_Task objective_: Below is a listing. Gather each line of it that contains "above".

(A run of records)
⟨

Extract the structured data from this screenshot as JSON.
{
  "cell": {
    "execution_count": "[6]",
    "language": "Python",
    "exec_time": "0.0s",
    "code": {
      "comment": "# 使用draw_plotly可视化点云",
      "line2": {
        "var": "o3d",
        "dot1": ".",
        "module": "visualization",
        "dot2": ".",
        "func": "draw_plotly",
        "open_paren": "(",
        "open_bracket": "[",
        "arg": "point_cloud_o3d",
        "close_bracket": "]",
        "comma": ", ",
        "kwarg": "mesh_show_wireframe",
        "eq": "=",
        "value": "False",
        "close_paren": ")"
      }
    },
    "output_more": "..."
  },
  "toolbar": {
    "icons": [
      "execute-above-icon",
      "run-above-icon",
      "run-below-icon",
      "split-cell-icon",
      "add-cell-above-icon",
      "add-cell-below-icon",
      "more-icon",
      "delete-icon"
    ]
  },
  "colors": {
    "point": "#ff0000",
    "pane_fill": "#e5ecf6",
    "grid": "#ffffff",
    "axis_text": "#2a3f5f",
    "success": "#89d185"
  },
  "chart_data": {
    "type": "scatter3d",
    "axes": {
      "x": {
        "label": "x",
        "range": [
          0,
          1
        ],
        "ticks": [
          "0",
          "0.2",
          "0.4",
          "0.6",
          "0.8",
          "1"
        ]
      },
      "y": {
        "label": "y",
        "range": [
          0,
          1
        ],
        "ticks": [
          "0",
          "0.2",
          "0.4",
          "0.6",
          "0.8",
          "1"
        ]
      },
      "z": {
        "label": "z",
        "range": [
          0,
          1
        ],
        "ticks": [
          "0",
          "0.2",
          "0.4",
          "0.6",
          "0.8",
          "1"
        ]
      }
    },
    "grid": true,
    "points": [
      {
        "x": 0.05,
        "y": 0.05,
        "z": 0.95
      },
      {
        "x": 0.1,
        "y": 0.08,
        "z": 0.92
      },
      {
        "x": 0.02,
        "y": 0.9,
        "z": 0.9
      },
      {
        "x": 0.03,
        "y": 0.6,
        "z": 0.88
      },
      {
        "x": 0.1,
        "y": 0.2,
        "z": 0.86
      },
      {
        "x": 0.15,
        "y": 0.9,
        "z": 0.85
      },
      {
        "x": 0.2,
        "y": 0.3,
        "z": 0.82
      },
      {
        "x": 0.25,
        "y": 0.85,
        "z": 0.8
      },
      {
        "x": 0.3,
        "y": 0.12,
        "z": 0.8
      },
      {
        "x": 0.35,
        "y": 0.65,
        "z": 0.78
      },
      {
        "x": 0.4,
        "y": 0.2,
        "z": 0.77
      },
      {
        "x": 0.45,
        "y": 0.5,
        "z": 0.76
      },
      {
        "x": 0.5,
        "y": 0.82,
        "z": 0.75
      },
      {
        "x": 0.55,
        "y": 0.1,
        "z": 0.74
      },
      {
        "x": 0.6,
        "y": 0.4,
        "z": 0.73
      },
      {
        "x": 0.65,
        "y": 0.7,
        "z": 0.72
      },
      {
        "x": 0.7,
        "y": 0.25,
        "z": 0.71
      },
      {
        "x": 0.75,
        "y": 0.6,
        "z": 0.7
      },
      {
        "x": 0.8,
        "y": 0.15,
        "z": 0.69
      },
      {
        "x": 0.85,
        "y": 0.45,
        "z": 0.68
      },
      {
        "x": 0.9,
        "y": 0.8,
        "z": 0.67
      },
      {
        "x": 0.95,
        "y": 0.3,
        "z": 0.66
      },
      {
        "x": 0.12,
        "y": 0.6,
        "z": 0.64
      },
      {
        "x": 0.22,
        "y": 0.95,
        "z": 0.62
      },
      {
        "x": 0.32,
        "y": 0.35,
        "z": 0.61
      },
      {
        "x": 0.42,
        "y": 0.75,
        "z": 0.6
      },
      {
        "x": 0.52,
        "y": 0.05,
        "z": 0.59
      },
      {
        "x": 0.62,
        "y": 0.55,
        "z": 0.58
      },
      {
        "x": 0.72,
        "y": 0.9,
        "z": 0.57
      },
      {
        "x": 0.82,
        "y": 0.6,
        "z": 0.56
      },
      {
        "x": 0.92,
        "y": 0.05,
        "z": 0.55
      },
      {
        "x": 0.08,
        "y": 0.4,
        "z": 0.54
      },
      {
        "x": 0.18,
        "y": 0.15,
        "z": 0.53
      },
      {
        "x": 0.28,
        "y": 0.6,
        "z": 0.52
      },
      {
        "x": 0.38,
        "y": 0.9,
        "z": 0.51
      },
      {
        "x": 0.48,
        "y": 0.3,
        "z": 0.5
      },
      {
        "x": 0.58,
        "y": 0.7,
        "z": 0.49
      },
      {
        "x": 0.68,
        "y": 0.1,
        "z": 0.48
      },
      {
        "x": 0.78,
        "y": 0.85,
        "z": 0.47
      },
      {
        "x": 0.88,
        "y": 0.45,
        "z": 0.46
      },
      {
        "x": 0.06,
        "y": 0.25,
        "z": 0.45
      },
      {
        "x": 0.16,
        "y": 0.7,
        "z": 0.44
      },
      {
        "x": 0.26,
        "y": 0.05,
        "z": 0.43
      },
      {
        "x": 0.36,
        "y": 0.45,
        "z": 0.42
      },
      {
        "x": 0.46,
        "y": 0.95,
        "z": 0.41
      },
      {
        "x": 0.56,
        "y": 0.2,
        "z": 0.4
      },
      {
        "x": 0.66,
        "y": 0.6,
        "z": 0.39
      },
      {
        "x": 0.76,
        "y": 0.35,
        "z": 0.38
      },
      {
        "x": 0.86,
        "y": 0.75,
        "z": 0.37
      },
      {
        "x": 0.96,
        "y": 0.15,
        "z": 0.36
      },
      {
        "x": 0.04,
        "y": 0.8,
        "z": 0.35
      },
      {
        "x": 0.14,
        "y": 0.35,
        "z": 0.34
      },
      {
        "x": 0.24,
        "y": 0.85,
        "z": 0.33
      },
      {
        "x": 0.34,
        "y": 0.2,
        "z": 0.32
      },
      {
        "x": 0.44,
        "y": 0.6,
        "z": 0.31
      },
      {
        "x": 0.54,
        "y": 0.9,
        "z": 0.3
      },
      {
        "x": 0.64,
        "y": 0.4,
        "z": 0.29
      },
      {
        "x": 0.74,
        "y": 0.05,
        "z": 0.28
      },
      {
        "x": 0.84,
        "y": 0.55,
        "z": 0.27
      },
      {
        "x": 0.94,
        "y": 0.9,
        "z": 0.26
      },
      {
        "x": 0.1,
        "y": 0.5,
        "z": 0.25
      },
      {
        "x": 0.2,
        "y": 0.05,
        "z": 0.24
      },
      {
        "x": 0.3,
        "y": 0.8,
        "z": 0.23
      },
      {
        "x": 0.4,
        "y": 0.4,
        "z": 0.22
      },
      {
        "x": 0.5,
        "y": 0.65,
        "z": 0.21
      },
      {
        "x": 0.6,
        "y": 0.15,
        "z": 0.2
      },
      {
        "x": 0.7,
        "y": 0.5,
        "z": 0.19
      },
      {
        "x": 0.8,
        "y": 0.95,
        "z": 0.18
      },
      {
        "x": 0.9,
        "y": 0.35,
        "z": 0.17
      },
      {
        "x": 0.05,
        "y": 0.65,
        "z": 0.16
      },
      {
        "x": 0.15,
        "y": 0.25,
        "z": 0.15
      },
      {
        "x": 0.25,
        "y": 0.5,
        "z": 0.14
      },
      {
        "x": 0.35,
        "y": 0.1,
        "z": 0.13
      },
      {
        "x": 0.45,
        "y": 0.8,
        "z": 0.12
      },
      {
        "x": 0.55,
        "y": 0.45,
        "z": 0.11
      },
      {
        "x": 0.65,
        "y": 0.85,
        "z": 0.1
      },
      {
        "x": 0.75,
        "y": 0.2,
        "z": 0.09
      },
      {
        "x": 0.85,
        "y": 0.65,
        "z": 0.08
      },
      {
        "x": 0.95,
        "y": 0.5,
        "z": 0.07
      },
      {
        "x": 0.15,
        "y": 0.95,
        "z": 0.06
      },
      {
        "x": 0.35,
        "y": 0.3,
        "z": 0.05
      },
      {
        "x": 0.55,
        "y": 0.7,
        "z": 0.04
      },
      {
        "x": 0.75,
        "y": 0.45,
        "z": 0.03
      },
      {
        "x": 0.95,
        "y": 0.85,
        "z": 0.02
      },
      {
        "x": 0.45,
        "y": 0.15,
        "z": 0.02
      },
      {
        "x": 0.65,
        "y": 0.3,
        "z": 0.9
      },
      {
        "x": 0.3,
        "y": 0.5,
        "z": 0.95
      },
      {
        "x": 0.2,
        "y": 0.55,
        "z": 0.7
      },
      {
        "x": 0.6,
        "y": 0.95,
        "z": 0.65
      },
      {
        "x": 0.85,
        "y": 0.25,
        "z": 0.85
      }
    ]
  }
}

⟩

_Problem solution_:
      "execute-above-icon",
      "run-above-icon",
      "add-cell-above-icon",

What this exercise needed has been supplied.